(Stored dataset items)

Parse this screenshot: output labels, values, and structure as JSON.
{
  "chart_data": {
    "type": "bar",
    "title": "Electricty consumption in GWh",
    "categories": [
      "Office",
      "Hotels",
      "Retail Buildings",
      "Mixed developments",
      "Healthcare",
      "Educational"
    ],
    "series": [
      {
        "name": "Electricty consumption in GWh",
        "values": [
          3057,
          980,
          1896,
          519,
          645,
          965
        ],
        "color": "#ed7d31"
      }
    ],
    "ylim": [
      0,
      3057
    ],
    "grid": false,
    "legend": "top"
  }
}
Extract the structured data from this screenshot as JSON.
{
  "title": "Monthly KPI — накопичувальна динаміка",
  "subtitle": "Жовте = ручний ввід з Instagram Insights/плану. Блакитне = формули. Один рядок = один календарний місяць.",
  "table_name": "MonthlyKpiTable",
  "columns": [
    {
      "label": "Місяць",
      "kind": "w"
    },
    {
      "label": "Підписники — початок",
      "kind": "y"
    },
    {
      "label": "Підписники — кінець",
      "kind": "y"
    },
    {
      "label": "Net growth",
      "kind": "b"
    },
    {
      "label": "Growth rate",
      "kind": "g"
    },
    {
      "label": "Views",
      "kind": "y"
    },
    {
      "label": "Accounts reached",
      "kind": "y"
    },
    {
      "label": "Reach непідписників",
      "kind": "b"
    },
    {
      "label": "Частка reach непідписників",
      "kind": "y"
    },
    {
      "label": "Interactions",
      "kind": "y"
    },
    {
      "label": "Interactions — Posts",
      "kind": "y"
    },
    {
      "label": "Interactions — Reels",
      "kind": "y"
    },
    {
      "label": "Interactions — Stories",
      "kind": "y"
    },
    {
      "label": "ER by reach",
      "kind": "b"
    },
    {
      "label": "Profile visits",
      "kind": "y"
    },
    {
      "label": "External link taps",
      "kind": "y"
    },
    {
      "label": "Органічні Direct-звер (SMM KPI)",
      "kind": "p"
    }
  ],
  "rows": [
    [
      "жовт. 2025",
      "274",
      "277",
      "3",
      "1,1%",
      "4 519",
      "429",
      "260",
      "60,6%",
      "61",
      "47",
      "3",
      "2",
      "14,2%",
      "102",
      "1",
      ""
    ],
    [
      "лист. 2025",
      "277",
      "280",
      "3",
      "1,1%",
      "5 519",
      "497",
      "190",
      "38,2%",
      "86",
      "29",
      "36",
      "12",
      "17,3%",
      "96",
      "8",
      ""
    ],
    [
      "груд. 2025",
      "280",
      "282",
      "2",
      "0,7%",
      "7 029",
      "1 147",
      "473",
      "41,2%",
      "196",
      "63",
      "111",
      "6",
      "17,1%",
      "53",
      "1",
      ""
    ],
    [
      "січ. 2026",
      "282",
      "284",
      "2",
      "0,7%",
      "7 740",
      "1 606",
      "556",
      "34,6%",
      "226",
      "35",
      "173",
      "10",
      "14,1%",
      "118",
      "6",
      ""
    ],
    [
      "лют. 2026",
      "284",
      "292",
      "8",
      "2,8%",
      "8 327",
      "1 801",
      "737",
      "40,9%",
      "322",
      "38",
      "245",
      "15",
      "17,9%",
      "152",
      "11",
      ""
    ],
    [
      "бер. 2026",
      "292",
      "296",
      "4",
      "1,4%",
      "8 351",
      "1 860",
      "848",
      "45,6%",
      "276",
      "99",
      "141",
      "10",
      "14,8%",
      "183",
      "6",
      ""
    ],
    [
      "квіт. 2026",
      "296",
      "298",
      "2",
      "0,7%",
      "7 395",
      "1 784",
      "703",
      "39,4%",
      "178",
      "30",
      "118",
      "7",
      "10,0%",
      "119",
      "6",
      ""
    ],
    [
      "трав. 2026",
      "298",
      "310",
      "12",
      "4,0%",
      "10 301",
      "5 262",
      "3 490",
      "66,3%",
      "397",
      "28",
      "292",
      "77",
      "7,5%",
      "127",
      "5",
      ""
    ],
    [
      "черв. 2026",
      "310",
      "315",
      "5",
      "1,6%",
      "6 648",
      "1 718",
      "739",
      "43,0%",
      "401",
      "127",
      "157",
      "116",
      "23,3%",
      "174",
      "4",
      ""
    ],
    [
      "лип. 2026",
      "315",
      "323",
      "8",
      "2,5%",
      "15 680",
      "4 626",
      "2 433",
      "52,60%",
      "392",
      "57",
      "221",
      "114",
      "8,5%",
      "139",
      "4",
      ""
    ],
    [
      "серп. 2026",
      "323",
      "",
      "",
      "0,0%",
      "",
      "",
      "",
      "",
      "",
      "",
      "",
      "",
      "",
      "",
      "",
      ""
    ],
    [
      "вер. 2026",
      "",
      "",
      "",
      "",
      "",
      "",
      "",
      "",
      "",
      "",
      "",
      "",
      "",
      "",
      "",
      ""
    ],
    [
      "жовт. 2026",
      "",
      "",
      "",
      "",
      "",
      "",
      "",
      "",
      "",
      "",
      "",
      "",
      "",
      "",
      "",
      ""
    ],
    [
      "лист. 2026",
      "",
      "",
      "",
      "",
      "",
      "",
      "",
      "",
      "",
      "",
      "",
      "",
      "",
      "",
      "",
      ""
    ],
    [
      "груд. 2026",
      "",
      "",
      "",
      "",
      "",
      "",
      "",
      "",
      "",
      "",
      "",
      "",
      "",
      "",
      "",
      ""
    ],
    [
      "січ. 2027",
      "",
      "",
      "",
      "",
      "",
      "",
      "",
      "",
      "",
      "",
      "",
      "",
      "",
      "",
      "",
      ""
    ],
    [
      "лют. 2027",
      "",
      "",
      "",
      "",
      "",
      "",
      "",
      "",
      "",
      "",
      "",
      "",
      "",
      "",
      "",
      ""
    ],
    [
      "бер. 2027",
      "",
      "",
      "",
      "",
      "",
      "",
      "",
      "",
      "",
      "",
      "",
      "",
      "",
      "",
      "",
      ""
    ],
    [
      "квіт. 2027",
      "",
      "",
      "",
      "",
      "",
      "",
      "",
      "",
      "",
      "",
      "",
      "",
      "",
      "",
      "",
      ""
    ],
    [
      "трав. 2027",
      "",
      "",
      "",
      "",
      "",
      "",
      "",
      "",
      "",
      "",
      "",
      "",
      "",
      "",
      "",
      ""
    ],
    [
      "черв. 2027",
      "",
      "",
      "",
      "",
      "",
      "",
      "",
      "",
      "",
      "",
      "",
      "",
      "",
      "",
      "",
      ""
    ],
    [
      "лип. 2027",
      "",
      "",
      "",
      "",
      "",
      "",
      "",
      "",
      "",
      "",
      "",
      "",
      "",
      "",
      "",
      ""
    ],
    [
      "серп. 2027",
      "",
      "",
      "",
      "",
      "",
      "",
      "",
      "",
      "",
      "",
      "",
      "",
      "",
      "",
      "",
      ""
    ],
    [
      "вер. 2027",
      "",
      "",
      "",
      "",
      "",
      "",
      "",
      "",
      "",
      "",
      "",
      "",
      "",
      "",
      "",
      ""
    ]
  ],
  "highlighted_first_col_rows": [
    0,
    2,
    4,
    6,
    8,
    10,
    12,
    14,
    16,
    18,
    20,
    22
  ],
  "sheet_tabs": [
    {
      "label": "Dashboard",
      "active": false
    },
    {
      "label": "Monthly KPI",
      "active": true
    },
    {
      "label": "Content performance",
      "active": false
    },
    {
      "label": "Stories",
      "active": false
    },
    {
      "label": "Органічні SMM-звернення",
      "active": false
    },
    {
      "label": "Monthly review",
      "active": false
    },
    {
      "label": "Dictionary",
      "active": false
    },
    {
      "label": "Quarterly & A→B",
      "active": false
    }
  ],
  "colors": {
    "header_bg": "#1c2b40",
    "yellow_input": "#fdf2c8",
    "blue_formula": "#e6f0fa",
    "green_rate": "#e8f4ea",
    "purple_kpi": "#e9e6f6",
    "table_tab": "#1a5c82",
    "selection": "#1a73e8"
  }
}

### What is being asked:
State the number of lines that contain the string "consumption", with no other words.

### Final answer:
2